Set out every line bearing the string "koupíme".

** start of Records **

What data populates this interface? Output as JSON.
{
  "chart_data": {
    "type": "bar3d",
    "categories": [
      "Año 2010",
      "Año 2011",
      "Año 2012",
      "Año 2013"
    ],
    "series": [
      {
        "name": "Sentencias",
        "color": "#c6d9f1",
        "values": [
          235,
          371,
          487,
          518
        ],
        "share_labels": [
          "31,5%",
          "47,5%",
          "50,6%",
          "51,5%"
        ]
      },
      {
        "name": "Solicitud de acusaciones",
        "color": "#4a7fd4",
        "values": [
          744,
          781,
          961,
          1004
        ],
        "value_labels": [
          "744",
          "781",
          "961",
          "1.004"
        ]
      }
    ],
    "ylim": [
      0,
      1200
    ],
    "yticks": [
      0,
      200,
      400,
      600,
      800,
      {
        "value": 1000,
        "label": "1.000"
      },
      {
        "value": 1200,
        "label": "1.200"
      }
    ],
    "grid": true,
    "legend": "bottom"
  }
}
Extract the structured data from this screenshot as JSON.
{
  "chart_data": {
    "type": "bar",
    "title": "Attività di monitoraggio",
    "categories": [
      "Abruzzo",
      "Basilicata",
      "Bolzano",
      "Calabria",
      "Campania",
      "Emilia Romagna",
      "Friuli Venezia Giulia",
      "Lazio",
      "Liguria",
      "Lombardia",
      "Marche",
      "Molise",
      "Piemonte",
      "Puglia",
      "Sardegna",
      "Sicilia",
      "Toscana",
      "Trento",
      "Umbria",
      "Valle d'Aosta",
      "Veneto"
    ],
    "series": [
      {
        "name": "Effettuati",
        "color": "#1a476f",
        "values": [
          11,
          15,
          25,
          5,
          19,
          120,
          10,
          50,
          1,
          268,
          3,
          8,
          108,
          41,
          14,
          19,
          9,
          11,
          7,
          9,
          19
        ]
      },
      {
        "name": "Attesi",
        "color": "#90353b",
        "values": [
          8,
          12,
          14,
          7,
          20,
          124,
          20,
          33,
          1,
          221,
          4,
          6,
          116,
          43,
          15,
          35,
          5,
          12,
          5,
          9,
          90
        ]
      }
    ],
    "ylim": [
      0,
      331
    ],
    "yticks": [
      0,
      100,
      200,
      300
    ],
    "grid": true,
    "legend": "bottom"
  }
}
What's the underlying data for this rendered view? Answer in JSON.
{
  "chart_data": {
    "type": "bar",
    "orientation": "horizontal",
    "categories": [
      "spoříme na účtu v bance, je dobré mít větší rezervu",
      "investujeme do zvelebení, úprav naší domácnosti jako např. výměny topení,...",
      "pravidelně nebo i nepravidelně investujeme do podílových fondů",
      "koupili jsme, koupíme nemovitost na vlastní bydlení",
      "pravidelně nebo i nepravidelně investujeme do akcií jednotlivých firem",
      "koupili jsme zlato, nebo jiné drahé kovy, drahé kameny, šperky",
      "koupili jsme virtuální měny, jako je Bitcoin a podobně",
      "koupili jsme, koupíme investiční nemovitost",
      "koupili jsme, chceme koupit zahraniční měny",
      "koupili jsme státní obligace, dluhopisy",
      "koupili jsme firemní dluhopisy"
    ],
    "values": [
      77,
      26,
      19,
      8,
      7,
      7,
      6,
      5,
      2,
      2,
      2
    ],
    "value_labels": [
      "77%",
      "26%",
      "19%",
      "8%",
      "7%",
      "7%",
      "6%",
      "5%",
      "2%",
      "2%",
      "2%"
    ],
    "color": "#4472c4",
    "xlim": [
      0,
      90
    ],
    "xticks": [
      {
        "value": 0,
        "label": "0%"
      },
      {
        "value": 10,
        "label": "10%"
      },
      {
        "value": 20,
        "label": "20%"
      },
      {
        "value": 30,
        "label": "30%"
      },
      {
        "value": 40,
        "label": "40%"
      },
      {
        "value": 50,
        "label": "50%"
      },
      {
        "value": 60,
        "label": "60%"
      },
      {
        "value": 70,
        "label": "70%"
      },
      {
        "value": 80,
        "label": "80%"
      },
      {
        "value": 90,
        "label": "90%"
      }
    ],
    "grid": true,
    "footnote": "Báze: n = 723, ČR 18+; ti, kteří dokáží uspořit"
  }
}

** end of Records **

_Exercise result_
      "koupili jsme, koupíme nemovitost na vlastní bydlení",
      "koupili jsme, koupíme investiční nemovitost",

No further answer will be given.